:: What you need to do ::
Provide the records once more, identical to the original.

--- begin Data lines ---

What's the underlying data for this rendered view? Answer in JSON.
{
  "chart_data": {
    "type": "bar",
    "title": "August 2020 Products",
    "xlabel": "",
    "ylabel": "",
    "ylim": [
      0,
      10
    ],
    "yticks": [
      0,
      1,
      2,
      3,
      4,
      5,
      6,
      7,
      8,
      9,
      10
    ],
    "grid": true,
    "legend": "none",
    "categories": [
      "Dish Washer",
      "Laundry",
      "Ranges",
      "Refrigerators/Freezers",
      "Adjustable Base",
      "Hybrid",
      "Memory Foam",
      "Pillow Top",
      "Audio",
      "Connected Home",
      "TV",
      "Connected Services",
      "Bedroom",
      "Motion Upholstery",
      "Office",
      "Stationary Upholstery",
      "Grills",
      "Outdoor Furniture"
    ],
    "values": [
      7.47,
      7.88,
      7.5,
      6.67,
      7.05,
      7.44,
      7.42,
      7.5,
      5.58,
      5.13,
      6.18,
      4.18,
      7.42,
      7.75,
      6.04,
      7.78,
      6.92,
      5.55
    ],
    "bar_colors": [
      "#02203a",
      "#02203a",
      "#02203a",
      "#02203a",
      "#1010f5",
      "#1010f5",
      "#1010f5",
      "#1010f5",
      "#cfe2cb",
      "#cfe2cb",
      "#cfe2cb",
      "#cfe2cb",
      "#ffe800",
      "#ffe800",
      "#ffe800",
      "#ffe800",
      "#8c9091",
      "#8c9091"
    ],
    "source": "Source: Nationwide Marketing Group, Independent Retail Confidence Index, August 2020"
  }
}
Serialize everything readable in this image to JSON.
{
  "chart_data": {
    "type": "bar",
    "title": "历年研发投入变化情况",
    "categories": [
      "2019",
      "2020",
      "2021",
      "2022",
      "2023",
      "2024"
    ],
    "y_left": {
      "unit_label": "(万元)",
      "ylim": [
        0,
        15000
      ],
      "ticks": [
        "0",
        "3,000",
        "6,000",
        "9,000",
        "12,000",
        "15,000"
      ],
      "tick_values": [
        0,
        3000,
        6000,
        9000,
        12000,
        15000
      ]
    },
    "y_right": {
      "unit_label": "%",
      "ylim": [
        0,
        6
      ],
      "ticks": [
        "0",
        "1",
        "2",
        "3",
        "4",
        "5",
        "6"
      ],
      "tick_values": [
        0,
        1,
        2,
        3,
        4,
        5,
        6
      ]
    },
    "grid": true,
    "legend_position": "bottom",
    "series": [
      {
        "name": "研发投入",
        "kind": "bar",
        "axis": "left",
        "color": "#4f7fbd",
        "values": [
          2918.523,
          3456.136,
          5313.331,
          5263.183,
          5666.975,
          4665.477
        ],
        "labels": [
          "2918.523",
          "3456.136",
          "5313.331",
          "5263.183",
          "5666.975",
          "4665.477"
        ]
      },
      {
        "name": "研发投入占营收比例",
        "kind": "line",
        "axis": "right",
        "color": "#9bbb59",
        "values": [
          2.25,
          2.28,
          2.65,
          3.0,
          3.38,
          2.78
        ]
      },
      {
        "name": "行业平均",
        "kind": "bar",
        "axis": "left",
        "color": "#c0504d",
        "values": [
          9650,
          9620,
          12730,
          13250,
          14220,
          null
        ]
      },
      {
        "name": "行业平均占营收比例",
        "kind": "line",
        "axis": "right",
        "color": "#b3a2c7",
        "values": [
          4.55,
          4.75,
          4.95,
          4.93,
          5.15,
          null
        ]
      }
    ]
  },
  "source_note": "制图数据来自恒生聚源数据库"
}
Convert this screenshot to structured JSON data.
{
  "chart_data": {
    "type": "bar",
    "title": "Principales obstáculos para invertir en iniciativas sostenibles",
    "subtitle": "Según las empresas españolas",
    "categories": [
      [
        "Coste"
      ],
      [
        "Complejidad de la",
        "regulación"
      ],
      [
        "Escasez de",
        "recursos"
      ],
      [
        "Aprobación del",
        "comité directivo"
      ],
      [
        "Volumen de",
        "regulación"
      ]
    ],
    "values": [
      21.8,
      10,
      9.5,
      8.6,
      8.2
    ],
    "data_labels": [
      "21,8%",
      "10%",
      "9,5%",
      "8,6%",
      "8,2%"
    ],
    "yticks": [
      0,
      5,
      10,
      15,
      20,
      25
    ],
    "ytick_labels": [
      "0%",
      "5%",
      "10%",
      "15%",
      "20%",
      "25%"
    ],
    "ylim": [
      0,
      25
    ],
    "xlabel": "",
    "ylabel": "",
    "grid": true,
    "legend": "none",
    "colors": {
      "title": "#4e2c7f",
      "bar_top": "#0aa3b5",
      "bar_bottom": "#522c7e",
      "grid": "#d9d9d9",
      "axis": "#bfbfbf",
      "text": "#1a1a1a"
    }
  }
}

--- end Data lines ---

:: Result ::
What's the underlying data for this rendered view? Answer in JSON.
{
  "chart_data": {
    "type": "bar",
    "title": "August 2020 Products",
    "xlabel": "",
    "ylabel": "",
    "ylim": [
      0,
      10
    ],
    "yticks": [
      0,
      1,
      2,
      3,
      4,
      5,
      6,
      7,
      8,
      9,
      10
    ],
    "grid": true,
    "legend": "none",
    "categories": [
      "Dish Washer",
      "Laundry",
      "Ranges",
      "Refrigerators/Freezers",
      "Adjustable Base",
      "Hybrid",
      "Memory Foam",
      "Pillow Top",
      "Audio",
      "Connected Home",
      "TV",
      "Connected Services",
      "Bedroom",
      "Motion Upholstery",
      "Office",
      "Stationary Upholstery",
      "Grills",
      "Outdoor Furniture"
    ],
    "values": [
      7.47,
      7.88,
      7.5,
      6.67,
      7.05,
      7.44,
      7.42,
      7.5,
      5.58,
      5.13,
      6.18,
      4.18,
      7.42,
      7.75,
      6.04,
      7.78,
      6.92,
      5.55
    ],
    "bar_colors": [
      "#02203a",
      "#02203a",
      "#02203a",
      "#02203a",
      "#1010f5",
      "#1010f5",
      "#1010f5",
      "#1010f5",
      "#cfe2cb",
      "#cfe2cb",
      "#cfe2cb",
      "#cfe2cb",
      "#ffe800",
      "#ffe800",
      "#ffe800",
      "#ffe800",
      "#8c9091",
      "#8c9091"
    ],
    "source": "Source: Nationwide Marketing Group, Independent Retail Confidence Index, August 2020"
  }
}
Serialize everything readable in this image to JSON.
{
  "chart_data": {
    "type": "bar",
    "title": "历年研发投入变化情况",
    "categories": [
      "2019",
      "2020",
      "2021",
      "2022",
      "2023",
      "2024"
    ],
    "y_left": {
      "unit_label": "(万元)",
      "ylim": [
        0,
        15000
      ],
      "ticks": [
        "0",
        "3,000",
        "6,000",
        "9,000",
        "12,000",
        "15,000"
      ],
      "tick_values": [
        0,
        3000,
        6000,
        9000,
        12000,
        15000
      ]
    },
    "y_right": {
      "unit_label": "%",
      "ylim": [
        0,
        6
      ],
      "ticks": [
        "0",
        "1",
        "2",
        "3",
        "4",
        "5",
        "6"
      ],
      "tick_values": [
        0,
        1,
        2,
        3,
        4,
        5,
        6
      ]
    },
    "grid": true,
    "legend_position": "bottom",
    "series": [
      {
        "name": "研发投入",
        "kind": "bar",
        "axis": "left",
        "color": "#4f7fbd",
        "values": [
          2918.523,
          3456.136,
          5313.331,
          5263.183,
          5666.975,
          4665.477
        ],
        "labels": [
          "2918.523",
          "3456.136",
          "5313.331",
          "5263.183",
          "5666.975",
          "4665.477"
        ]
      },
      {
        "name": "研发投入占营收比例",
        "kind": "line",
        "axis": "right",
        "color": "#9bbb59",
        "values": [
          2.25,
          2.28,
          2.65,
          3.0,
          3.38,
          2.78
        ]
      },
      {
        "name": "行业平均",
        "kind": "bar",
        "axis": "left",
        "color": "#c0504d",
        "values": [
          9650,
          9620,
          12730,
          13250,
          14220,
          null
        ]
      },
      {
        "name": "行业平均占营收比例",
        "kind": "line",
        "axis": "right",
        "color": "#b3a2c7",
        "values": [
          4.55,
          4.75,
          4.95,
          4.93,
          5.15,
          null
        ]
      }
    ]
  },
  "source_note": "制图数据来自恒生聚源数据库"
}
Convert this screenshot to structured JSON data.
{
  "chart_data": {
    "type": "bar",
    "title": "Principales obstáculos para invertir en iniciativas sostenibles",
    "subtitle": "Según las empresas españolas",
    "categories": [
      [
        "Coste"
      ],
      [
        "Complejidad de la",
        "regulación"
      ],
      [
        "Escasez de",
        "recursos"
      ],
      [
        "Aprobación del",
        "comité directivo"
      ],
      [
        "Volumen de",
        "regulación"
      ]
    ],
    "values": [
      21.8,
      10,
      9.5,
      8.6,
      8.2
    ],
    "data_labels": [
      "21,8%",
      "10%",
      "9,5%",
      "8,6%",
      "8,2%"
    ],
    "yticks": [
      0,
      5,
      10,
      15,
      20,
      25
    ],
    "ytick_labels": [
      "0%",
      "5%",
      "10%",
      "15%",
      "20%",
      "25%"
    ],
    "ylim": [
      0,
      25
    ],
    "xlabel": "",
    "ylabel": "",
    "grid": true,
    "legend": "none",
    "colors": {
      "title": "#4e2c7f",
      "bar_top": "#0aa3b5",
      "bar_bottom": "#522c7e",
      "grid": "#d9d9d9",
      "axis": "#bfbfbf",
      "text": "#1a1a1a"
    }
  }
}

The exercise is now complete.